> Short problem:
Please print every record below exactly as it appears.

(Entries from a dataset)

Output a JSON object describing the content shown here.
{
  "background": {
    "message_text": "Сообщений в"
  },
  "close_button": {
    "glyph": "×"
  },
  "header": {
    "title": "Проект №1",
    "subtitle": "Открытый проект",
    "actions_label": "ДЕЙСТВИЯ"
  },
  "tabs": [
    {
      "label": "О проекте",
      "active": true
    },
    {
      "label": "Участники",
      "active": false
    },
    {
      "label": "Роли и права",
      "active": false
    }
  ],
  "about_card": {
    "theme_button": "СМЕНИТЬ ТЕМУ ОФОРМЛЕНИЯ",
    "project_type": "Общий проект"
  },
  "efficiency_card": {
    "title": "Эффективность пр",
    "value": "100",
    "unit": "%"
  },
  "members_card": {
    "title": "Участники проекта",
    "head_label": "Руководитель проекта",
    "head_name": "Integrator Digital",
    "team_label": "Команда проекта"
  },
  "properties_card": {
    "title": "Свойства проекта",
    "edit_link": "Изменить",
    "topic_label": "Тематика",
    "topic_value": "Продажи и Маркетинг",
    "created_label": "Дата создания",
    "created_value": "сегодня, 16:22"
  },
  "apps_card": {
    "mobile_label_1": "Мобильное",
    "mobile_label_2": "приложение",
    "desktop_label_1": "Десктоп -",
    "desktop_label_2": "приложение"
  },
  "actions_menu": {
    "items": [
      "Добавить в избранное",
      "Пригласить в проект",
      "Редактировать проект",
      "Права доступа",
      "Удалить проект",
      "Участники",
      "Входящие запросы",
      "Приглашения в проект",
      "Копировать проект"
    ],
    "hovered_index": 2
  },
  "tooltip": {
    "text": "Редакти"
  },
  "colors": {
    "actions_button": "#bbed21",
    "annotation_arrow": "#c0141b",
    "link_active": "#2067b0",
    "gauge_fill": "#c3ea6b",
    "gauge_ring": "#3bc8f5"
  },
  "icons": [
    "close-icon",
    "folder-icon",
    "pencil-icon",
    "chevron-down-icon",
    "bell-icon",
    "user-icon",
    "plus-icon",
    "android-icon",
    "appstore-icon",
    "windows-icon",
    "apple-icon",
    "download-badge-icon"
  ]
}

> Reply to the task:
Output a JSON object describing the content shown here.
{
  "background": {
    "message_text": "Сообщений в"
  },
  "close_button": {
    "glyph": "×"
  },
  "header": {
    "title": "Проект №1",
    "subtitle": "Открытый проект",
    "actions_label": "ДЕЙСТВИЯ"
  },
  "tabs": [
    {
      "label": "О проекте",
      "active": true
    },
    {
      "label": "Участники",
      "active": false
    },
    {
      "label": "Роли и права",
      "active": false
    }
  ],
  "about_card": {
    "theme_button": "СМЕНИТЬ ТЕМУ ОФОРМЛЕНИЯ",
    "project_type": "Общий проект"
  },
  "efficiency_card": {
    "title": "Эффективность пр",
    "value": "100",
    "unit": "%"
  },
  "members_card": {
    "title": "Участники проекта",
    "head_label": "Руководитель проекта",
    "head_name": "Integrator Digital",
    "team_label": "Команда проекта"
  },
  "properties_card": {
    "title": "Свойства проекта",
    "edit_link": "Изменить",
    "topic_label": "Тематика",
    "topic_value": "Продажи и Маркетинг",
    "created_label": "Дата создания",
    "created_value": "сегодня, 16:22"
  },
  "apps_card": {
    "mobile_label_1": "Мобильное",
    "mobile_label_2": "приложение",
    "desktop_label_1": "Десктоп -",
    "desktop_label_2": "приложение"
  },
  "actions_menu": {
    "items": [
      "Добавить в избранное",
      "Пригласить в проект",
      "Редактировать проект",
      "Права доступа",
      "Удалить проект",
      "Участники",
      "Входящие запросы",
      "Приглашения в проект",
      "Копировать проект"
    ],
    "hovered_index": 2
  },
  "tooltip": {
    "text": "Редакти"
  },
  "colors": {
    "actions_button": "#bbed21",
    "annotation_arrow": "#c0141b",
    "link_active": "#2067b0",
    "gauge_fill": "#c3ea6b",
    "gauge_ring": "#3bc8f5"
  },
  "icons": [
    "close-icon",
    "folder-icon",
    "pencil-icon",
    "chevron-down-icon",
    "bell-icon",
    "user-icon",
    "plus-icon",
    "android-icon",
    "appstore-icon",
    "windows-icon",
    "apple-icon",
    "download-badge-icon"
  ]
}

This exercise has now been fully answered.